▶ _Given data_

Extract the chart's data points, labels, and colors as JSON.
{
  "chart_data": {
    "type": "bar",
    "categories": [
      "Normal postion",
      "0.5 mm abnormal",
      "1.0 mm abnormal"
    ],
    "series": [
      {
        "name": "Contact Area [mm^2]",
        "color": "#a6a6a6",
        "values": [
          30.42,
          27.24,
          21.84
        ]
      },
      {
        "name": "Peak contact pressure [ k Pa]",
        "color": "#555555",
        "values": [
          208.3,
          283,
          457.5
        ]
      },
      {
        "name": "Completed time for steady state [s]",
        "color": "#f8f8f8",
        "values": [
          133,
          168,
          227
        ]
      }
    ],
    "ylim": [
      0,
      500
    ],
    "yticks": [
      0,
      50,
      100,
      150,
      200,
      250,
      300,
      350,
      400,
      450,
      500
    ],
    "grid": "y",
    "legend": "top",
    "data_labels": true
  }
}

▶ _Written instruction_
Give every line of the material again, exactly as it reads.

▶ _Solved problem_
Extract the chart's data points, labels, and colors as JSON.
{
  "chart_data": {
    "type": "bar",
    "categories": [
      "Normal postion",
      "0.5 mm abnormal",
      "1.0 mm abnormal"
    ],
    "series": [
      {
        "name": "Contact Area [mm^2]",
        "color": "#a6a6a6",
        "values": [
          30.42,
          27.24,
          21.84
        ]
      },
      {
        "name": "Peak contact pressure [ k Pa]",
        "color": "#555555",
        "values": [
          208.3,
          283,
          457.5
        ]
      },
      {
        "name": "Completed time for steady state [s]",
        "color": "#f8f8f8",
        "values": [
          133,
          168,
          227
        ]
      }
    ],
    "ylim": [
      0,
      500
    ],
    "yticks": [
      0,
      50,
      100,
      150,
      200,
      250,
      300,
      350,
      400,
      450,
      500
    ],
    "grid": "y",
    "legend": "top",
    "data_labels": true
  }
}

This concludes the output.